### Items from a dataset

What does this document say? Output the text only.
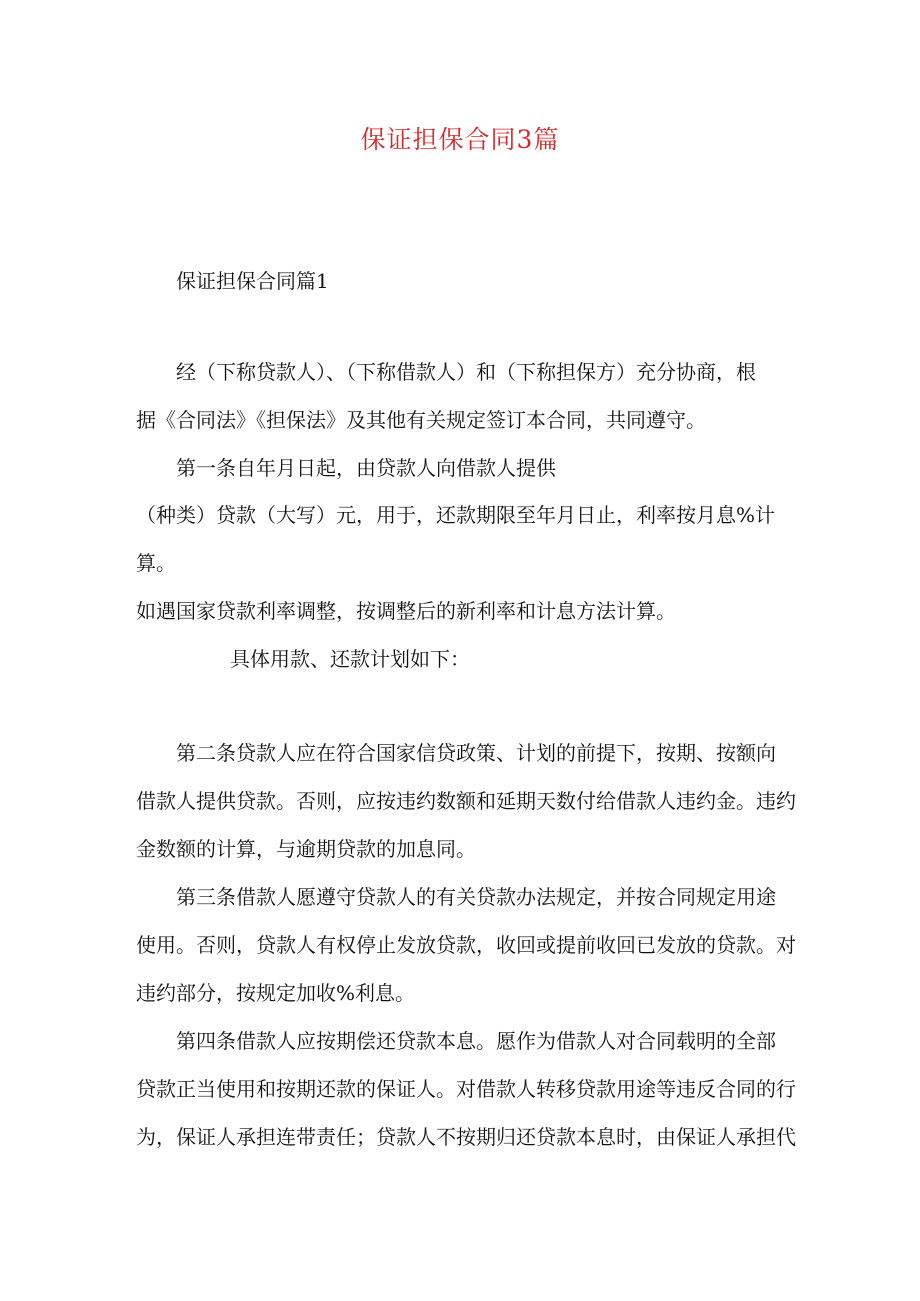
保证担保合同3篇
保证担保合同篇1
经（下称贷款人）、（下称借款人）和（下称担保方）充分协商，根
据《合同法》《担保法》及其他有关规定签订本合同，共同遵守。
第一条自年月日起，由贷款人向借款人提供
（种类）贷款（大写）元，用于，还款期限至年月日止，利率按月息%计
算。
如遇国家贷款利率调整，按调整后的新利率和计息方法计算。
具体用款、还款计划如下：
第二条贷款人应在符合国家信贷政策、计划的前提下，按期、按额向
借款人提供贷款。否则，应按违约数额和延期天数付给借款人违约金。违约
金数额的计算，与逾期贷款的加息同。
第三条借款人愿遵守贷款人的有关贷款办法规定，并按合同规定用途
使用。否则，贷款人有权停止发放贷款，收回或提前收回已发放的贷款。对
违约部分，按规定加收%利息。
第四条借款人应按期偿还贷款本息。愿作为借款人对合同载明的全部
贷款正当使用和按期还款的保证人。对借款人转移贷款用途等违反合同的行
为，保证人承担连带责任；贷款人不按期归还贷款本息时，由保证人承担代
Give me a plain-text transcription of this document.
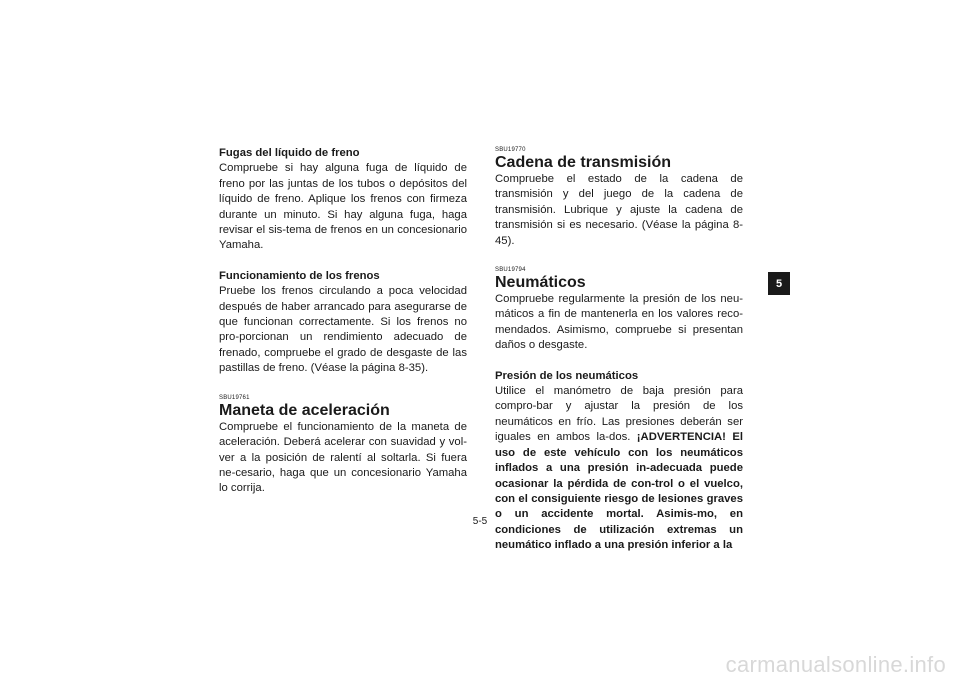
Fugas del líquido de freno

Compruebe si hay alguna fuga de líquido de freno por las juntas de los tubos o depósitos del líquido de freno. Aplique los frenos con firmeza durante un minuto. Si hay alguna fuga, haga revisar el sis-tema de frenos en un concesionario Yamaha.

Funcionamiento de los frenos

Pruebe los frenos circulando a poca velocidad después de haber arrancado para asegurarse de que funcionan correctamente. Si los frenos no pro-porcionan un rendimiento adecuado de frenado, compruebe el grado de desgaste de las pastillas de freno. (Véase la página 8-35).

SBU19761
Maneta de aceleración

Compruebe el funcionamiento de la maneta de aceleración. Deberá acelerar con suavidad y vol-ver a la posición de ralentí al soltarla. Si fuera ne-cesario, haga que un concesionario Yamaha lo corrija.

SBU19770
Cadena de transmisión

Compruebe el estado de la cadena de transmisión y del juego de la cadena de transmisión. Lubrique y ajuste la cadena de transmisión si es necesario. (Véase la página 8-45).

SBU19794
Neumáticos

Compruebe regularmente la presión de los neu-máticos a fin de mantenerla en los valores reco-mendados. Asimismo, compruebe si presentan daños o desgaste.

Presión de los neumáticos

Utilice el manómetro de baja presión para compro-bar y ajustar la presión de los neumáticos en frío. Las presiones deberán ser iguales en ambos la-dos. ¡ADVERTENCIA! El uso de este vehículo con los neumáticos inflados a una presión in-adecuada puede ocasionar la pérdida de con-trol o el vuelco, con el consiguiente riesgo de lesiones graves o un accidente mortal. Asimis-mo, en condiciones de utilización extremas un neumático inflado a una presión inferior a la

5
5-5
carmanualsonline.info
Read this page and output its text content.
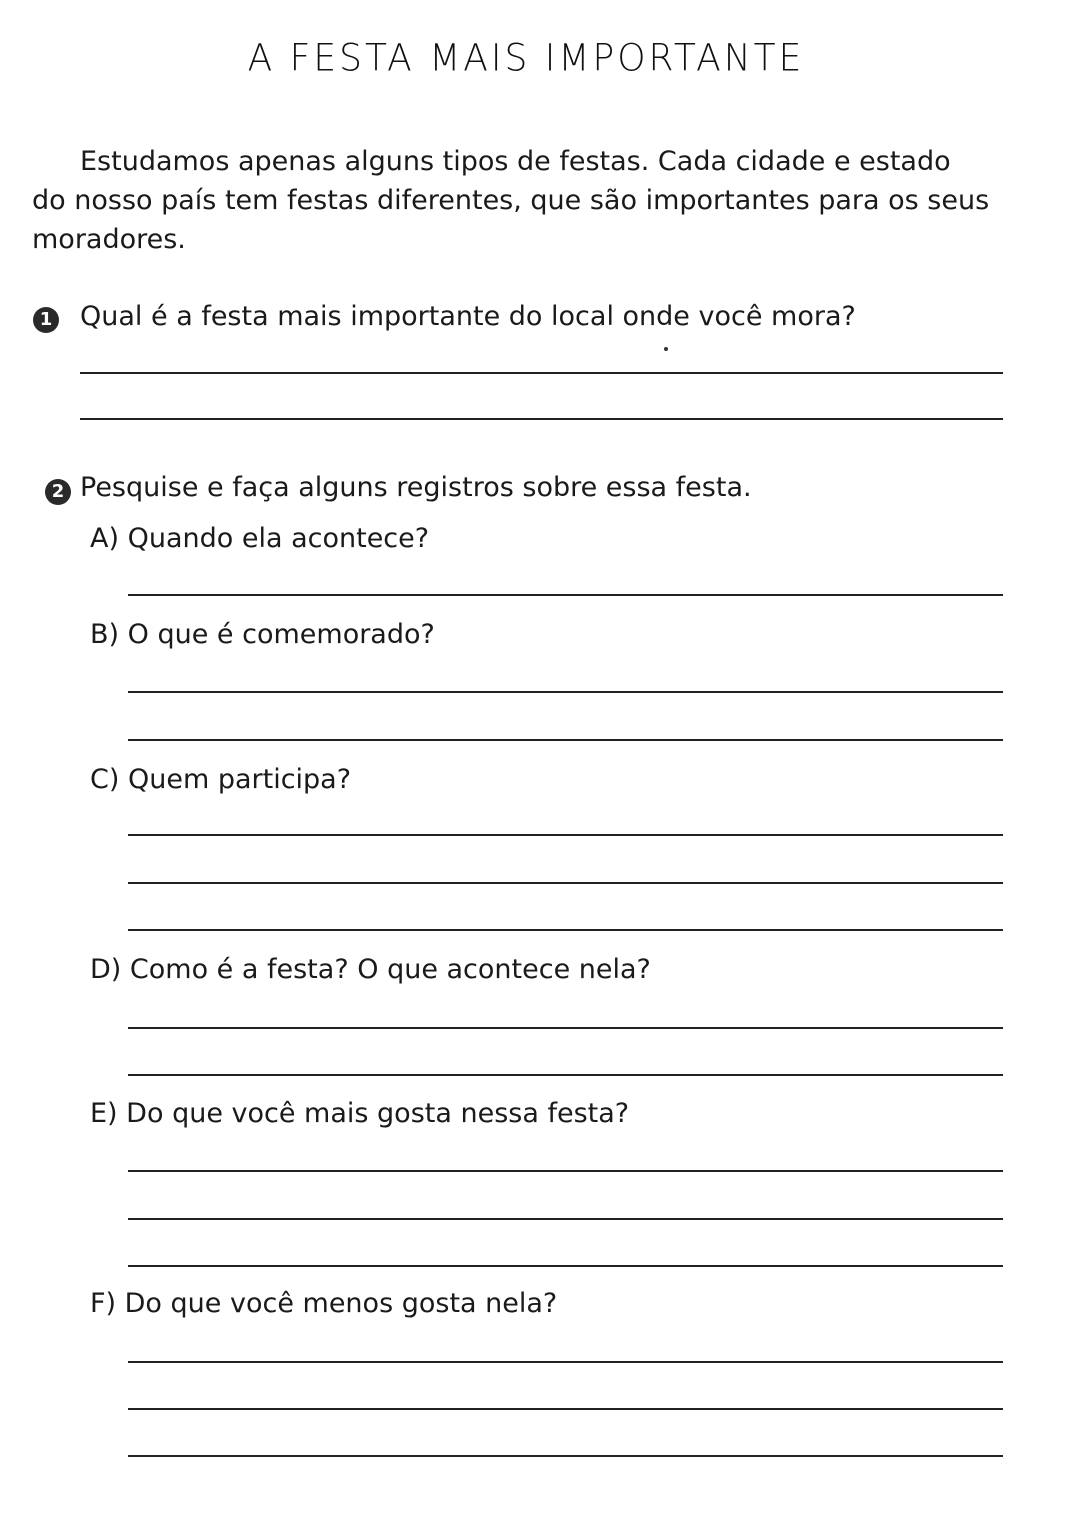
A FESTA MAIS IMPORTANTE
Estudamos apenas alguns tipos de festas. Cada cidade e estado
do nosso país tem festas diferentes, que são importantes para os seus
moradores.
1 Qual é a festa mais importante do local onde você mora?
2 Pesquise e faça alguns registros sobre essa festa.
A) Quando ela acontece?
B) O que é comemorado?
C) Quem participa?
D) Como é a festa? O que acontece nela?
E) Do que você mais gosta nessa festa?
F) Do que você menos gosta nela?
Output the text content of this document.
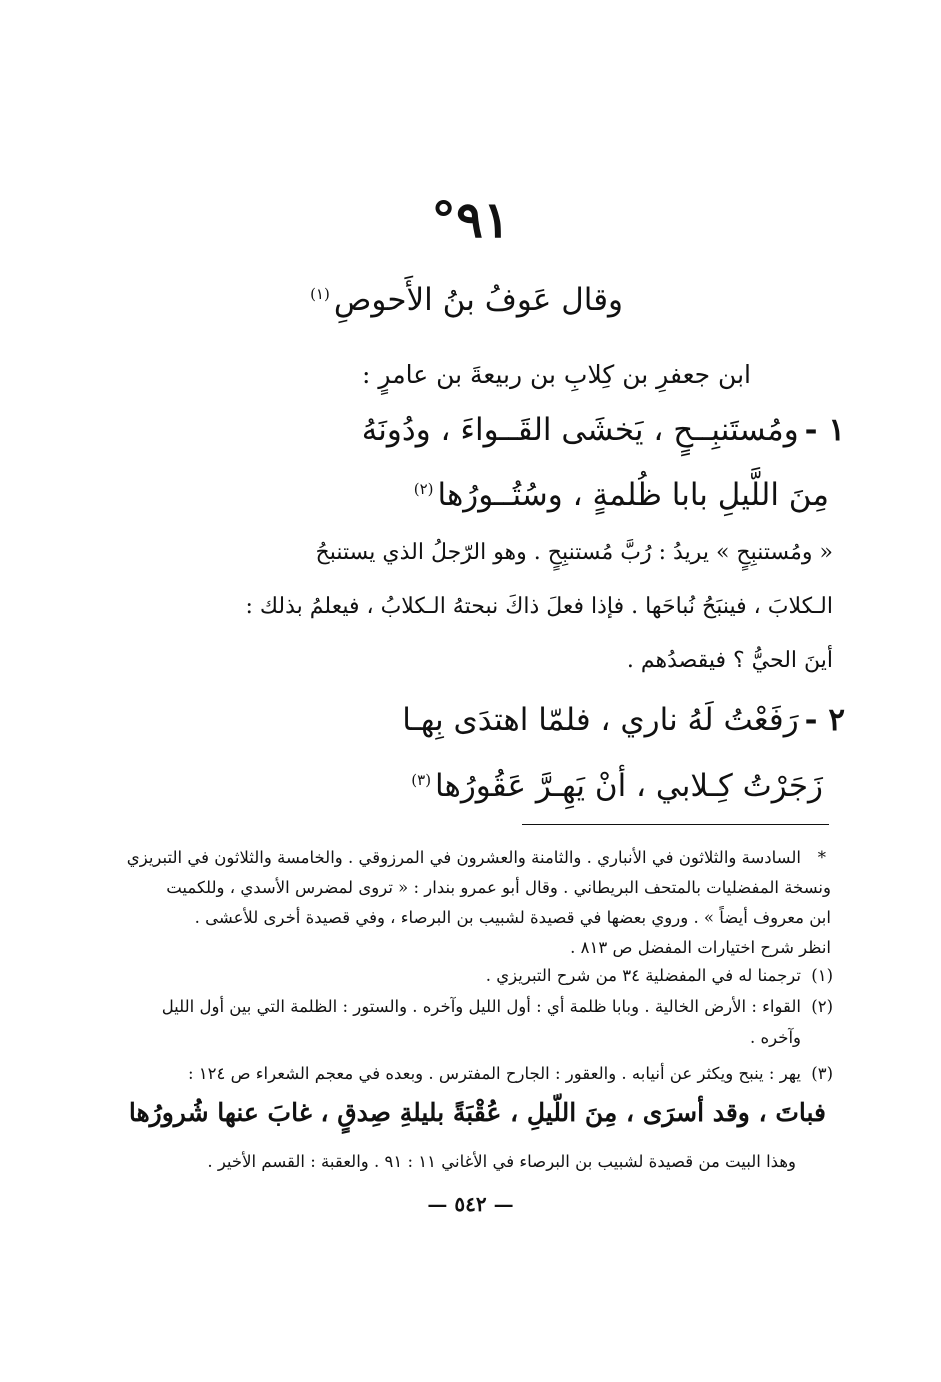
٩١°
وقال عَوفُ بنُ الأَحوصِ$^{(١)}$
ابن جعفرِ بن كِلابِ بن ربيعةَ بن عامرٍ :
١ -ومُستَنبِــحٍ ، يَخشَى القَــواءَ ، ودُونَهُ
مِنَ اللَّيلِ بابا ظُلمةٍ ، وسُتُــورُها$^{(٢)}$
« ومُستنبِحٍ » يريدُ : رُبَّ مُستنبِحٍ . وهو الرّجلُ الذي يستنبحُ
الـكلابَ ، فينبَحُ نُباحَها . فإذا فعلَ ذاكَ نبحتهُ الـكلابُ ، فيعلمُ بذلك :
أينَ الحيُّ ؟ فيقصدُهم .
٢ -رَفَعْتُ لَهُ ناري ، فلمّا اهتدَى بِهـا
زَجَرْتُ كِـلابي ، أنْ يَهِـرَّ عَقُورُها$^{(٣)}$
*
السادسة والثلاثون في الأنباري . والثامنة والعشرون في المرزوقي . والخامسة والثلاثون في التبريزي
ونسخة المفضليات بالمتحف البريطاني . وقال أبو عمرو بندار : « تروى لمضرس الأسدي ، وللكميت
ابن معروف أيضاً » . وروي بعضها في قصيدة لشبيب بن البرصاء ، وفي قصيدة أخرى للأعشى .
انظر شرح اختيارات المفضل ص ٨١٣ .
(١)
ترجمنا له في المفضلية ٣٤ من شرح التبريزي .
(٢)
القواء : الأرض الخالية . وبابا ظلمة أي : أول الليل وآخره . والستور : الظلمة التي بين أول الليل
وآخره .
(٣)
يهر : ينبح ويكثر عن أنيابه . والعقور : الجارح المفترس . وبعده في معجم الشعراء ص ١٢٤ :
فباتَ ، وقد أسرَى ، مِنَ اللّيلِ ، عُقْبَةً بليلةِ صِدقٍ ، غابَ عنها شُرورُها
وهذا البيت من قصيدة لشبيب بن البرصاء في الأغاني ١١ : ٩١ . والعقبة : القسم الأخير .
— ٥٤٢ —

### Your objective
Report every line containing the word "acontece" from the listing above.

### Exercise response
A) Quando ela acontece?
D) Como é a festa? O que acontece nela?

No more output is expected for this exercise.